PROBLEM DESCRIPTION = Exactly as they appear, output all of the records. Skip any images.
[BEGIN DATA FOR PROCESSING]
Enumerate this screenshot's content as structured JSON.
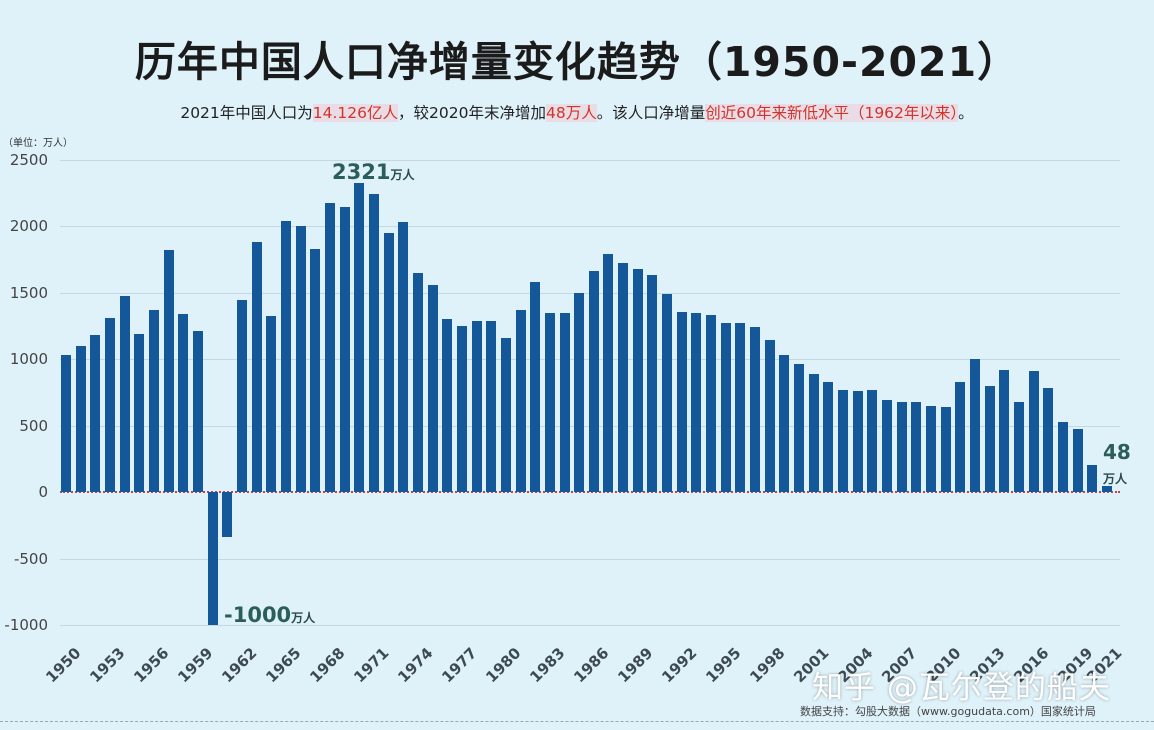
{
  "header": {
    "title": "历年中国人口净增量变化趋势（1950-2021）",
    "subtitle_parts": [
      {
        "text": "2021年中国人口为",
        "highlight": false
      },
      {
        "text": "14.126亿人",
        "highlight": true
      },
      {
        "text": "，较2020年末净增加",
        "highlight": false
      },
      {
        "text": "48万人",
        "highlight": true
      },
      {
        "text": "。该人口净增量",
        "highlight": false
      },
      {
        "text": "创近60年来新低水平（1962年以来）",
        "highlight": true
      },
      {
        "text": "。",
        "highlight": false
      }
    ],
    "unit_label": "（单位：万人）"
  },
  "footer": {
    "source": "数据支持：勾股大数据（www.gogudata.com）国家统计局",
    "watermark": "知乎 @瓦尔登的船夫"
  },
  "colors": {
    "bar": "#15589a",
    "background": "#dff2fa",
    "highlight_text": "#d2342b",
    "annotation": "#2b5e5a"
  },
  "annotations": [
    {
      "year": 1970,
      "value_text": "2321",
      "unit": "万人"
    },
    {
      "year": 1960,
      "value_text": "-1000",
      "unit": "万人"
    },
    {
      "year": 2021,
      "value_text": "48",
      "unit": "万人"
    }
  ],
  "chart_data": {
    "type": "bar",
    "title": "历年中国人口净增量变化趋势（1950-2021）",
    "subtitle": "2021年中国人口为14.126亿人，较2020年末净增加48万人。该人口净增量创近60年来新低水平（1962年以来）。",
    "xlabel": "",
    "ylabel": "单位：万人",
    "ylim": [
      -1000,
      2500
    ],
    "yticks": [
      2500,
      2000,
      1500,
      1000,
      500,
      0,
      -500,
      -1000
    ],
    "xtick_labels": [
      "1950",
      "1953",
      "1956",
      "1959",
      "1962",
      "1965",
      "1968",
      "1971",
      "1974",
      "1977",
      "1980",
      "1983",
      "1986",
      "1989",
      "1992",
      "1995",
      "1998",
      "2001",
      "2004",
      "2007",
      "2010",
      "2013",
      "2016",
      "2019",
      "2021"
    ],
    "grid": true,
    "legend": null,
    "categories": [
      1950,
      1951,
      1952,
      1953,
      1954,
      1955,
      1956,
      1957,
      1958,
      1959,
      1960,
      1961,
      1962,
      1963,
      1964,
      1965,
      1966,
      1967,
      1968,
      1969,
      1970,
      1971,
      1972,
      1973,
      1974,
      1975,
      1976,
      1977,
      1978,
      1979,
      1980,
      1981,
      1982,
      1983,
      1984,
      1985,
      1986,
      1987,
      1988,
      1989,
      1990,
      1991,
      1992,
      1993,
      1994,
      1995,
      1996,
      1997,
      1998,
      1999,
      2000,
      2001,
      2002,
      2003,
      2004,
      2005,
      2006,
      2007,
      2008,
      2009,
      2010,
      2011,
      2012,
      2013,
      2014,
      2015,
      2016,
      2017,
      2018,
      2019,
      2020,
      2021
    ],
    "values": [
      1030,
      1100,
      1180,
      1310,
      1470,
      1190,
      1370,
      1820,
      1340,
      1210,
      -1000,
      -340,
      1440,
      1880,
      1320,
      2040,
      2000,
      1830,
      2170,
      2140,
      2321,
      2240,
      1950,
      2030,
      1650,
      1560,
      1300,
      1250,
      1285,
      1285,
      1160,
      1370,
      1580,
      1345,
      1345,
      1500,
      1660,
      1790,
      1720,
      1680,
      1630,
      1490,
      1350,
      1345,
      1330,
      1270,
      1270,
      1240,
      1140,
      1030,
      960,
      885,
      825,
      770,
      760,
      770,
      690,
      680,
      675,
      650,
      640,
      830,
      1000,
      800,
      920,
      680,
      910,
      780,
      530,
      470,
      204,
      48
    ],
    "annotations": [
      {
        "x": 1970,
        "text": "2321万人"
      },
      {
        "x": 1960,
        "text": "-1000万人"
      },
      {
        "x": 2021,
        "text": "48万人"
      }
    ]
  }
}
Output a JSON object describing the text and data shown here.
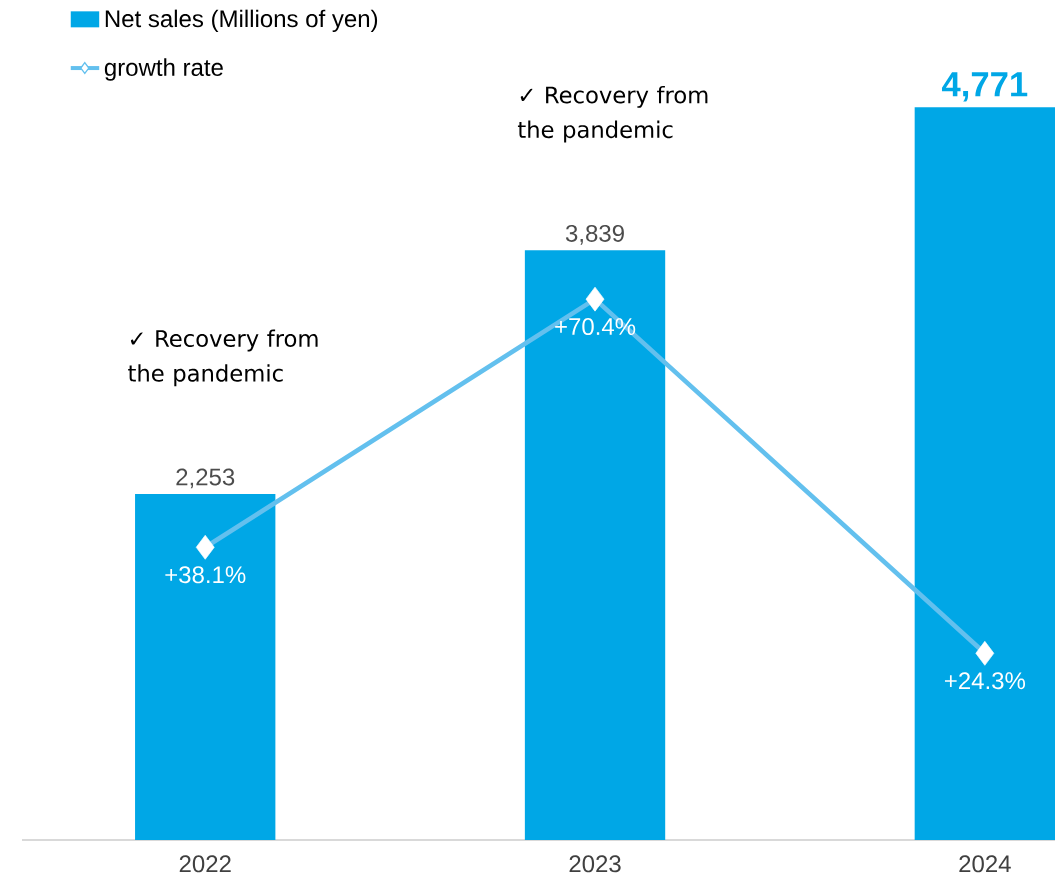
[END DATA FOR PROCESSING]
ANSWER =
Enumerate this screenshot's content as structured JSON.
{
  "header": {
    "title": "历年中国人口净增量变化趋势（1950-2021）",
    "subtitle_parts": [
      {
        "text": "2021年中国人口为",
        "highlight": false
      },
      {
        "text": "14.126亿人",
        "highlight": true
      },
      {
        "text": "，较2020年末净增加",
        "highlight": false
      },
      {
        "text": "48万人",
        "highlight": true
      },
      {
        "text": "。该人口净增量",
        "highlight": false
      },
      {
        "text": "创近60年来新低水平（1962年以来）",
        "highlight": true
      },
      {
        "text": "。",
        "highlight": false
      }
    ],
    "unit_label": "（单位：万人）"
  },
  "footer": {
    "source": "数据支持：勾股大数据（www.gogudata.com）国家统计局",
    "watermark": "知乎 @瓦尔登的船夫"
  },
  "colors": {
    "bar": "#15589a",
    "background": "#dff2fa",
    "highlight_text": "#d2342b",
    "annotation": "#2b5e5a"
  },
  "annotations": [
    {
      "year": 1970,
      "value_text": "2321",
      "unit": "万人"
    },
    {
      "year": 1960,
      "value_text": "-1000",
      "unit": "万人"
    },
    {
      "year": 2021,
      "value_text": "48",
      "unit": "万人"
    }
  ],
  "chart_data": {
    "type": "bar",
    "title": "历年中国人口净增量变化趋势（1950-2021）",
    "subtitle": "2021年中国人口为14.126亿人，较2020年末净增加48万人。该人口净增量创近60年来新低水平（1962年以来）。",
    "xlabel": "",
    "ylabel": "单位：万人",
    "ylim": [
      -1000,
      2500
    ],
    "yticks": [
      2500,
      2000,
      1500,
      1000,
      500,
      0,
      -500,
      -1000
    ],
    "xtick_labels": [
      "1950",
      "1953",
      "1956",
      "1959",
      "1962",
      "1965",
      "1968",
      "1971",
      "1974",
      "1977",
      "1980",
      "1983",
      "1986",
      "1989",
      "1992",
      "1995",
      "1998",
      "2001",
      "2004",
      "2007",
      "2010",
      "2013",
      "2016",
      "2019",
      "2021"
    ],
    "grid": true,
    "legend": null,
    "categories": [
      1950,
      1951,
      1952,
      1953,
      1954,
      1955,
      1956,
      1957,
      1958,
      1959,
      1960,
      1961,
      1962,
      1963,
      1964,
      1965,
      1966,
      1967,
      1968,
      1969,
      1970,
      1971,
      1972,
      1973,
      1974,
      1975,
      1976,
      1977,
      1978,
      1979,
      1980,
      1981,
      1982,
      1983,
      1984,
      1985,
      1986,
      1987,
      1988,
      1989,
      1990,
      1991,
      1992,
      1993,
      1994,
      1995,
      1996,
      1997,
      1998,
      1999,
      2000,
      2001,
      2002,
      2003,
      2004,
      2005,
      2006,
      2007,
      2008,
      2009,
      2010,
      2011,
      2012,
      2013,
      2014,
      2015,
      2016,
      2017,
      2018,
      2019,
      2020,
      2021
    ],
    "values": [
      1030,
      1100,
      1180,
      1310,
      1470,
      1190,
      1370,
      1820,
      1340,
      1210,
      -1000,
      -340,
      1440,
      1880,
      1320,
      2040,
      2000,
      1830,
      2170,
      2140,
      2321,
      2240,
      1950,
      2030,
      1650,
      1560,
      1300,
      1250,
      1285,
      1285,
      1160,
      1370,
      1580,
      1345,
      1345,
      1500,
      1660,
      1790,
      1720,
      1680,
      1630,
      1490,
      1350,
      1345,
      1330,
      1270,
      1270,
      1240,
      1140,
      1030,
      960,
      885,
      825,
      770,
      760,
      770,
      690,
      680,
      675,
      650,
      640,
      830,
      1000,
      800,
      920,
      680,
      910,
      780,
      530,
      470,
      204,
      48
    ],
    "annotations": [
      {
        "x": 1970,
        "text": "2321万人"
      },
      {
        "x": 1960,
        "text": "-1000万人"
      },
      {
        "x": 2021,
        "text": "48万人"
      }
    ]
  }
}
Output a JSON object describing the text and data shown here.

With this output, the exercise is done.